▸ WORK INSTRUCTIONS
Copy out all the lines in the records that include the word "long".

┄┄┄┄┄┄┄┄┄┄┄┄┄┄┄┄┄┄┄┄

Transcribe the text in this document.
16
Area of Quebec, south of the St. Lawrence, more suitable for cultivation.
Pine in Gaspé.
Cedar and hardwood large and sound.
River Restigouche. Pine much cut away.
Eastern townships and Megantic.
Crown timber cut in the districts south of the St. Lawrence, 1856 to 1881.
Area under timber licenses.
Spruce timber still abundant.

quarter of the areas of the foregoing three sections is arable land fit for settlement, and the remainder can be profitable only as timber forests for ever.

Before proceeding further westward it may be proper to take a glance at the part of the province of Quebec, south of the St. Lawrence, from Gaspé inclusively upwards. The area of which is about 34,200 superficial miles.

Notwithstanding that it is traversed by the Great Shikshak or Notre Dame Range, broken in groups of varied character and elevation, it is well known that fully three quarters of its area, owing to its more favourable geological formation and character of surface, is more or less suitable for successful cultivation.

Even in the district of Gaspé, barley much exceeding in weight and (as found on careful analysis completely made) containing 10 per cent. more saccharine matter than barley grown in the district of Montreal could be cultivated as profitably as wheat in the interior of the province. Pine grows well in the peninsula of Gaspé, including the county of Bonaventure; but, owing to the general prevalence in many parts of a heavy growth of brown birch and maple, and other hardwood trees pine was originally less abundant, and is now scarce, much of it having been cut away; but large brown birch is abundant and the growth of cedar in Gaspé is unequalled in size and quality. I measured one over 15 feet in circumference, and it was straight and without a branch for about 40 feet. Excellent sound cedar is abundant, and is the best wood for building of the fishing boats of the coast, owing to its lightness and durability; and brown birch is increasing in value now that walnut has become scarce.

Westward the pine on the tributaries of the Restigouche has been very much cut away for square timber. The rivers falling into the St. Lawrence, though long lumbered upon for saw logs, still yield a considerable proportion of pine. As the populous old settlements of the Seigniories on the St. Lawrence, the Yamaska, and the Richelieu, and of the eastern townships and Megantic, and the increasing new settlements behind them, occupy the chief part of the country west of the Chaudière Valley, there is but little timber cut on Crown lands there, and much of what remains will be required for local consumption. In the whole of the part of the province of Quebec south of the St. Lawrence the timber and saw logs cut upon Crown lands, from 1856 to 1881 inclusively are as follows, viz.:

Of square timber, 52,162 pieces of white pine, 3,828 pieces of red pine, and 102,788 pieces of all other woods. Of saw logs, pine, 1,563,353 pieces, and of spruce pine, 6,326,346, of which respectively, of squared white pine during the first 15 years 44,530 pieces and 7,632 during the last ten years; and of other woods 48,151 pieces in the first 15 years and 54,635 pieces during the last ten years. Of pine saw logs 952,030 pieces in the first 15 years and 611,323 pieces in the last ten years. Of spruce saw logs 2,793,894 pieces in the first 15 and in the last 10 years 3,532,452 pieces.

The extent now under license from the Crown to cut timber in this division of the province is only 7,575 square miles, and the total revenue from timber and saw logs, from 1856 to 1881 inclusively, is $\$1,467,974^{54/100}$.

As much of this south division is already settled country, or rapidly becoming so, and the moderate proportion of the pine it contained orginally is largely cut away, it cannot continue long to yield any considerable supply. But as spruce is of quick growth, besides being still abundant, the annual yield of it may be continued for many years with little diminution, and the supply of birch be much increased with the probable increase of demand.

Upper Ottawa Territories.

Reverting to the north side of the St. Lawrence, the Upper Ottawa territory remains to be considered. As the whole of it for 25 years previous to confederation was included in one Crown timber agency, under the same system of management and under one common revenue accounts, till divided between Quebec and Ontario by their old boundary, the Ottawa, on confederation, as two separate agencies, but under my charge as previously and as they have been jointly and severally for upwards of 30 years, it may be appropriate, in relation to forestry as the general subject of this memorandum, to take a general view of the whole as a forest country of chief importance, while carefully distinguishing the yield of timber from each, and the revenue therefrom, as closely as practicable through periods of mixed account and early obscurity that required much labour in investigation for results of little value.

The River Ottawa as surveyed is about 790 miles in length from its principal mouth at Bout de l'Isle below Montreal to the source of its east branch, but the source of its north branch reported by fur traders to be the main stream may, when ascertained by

┄┄┄┄┄┄┄┄┄┄┄┄┄┄┄┄┄┄┄┄

▸ TASK RESULT
Westward the pine on the tributaries of the Restigouche has been very much cut away for square timber. The rivers falling into the St. Lawrence, though long lumbered upon for saw logs, still yield a considerable proportion of pine. As the populous old settlements of the Seigniories on the St. Lawrence, the Yamaska, and the Richelieu, and of the eastern townships and Megantic, and the increasing new settlements behind them, occupy the chief part of the country west of the Chaudière Valley, there is but little timber cut on Crown lands there, and much of what remains will be required for local consumption. In the whole of the part of the province of Quebec south of the St. Lawrence the timber and saw logs cut upon Crown lands, from 1856 to 1881 inclusively are as follows, viz.:
As much of this south division is already settled country, or rapidly becoming so, and the moderate proportion of the pine it contained orginally is largely cut away, it cannot continue long to yield any considerable supply. But as spruce is of quick growth, besides being still abundant, the annual yield of it may be continued for many years with little diminution, and the supply of birch be much increased with the probable increase of demand.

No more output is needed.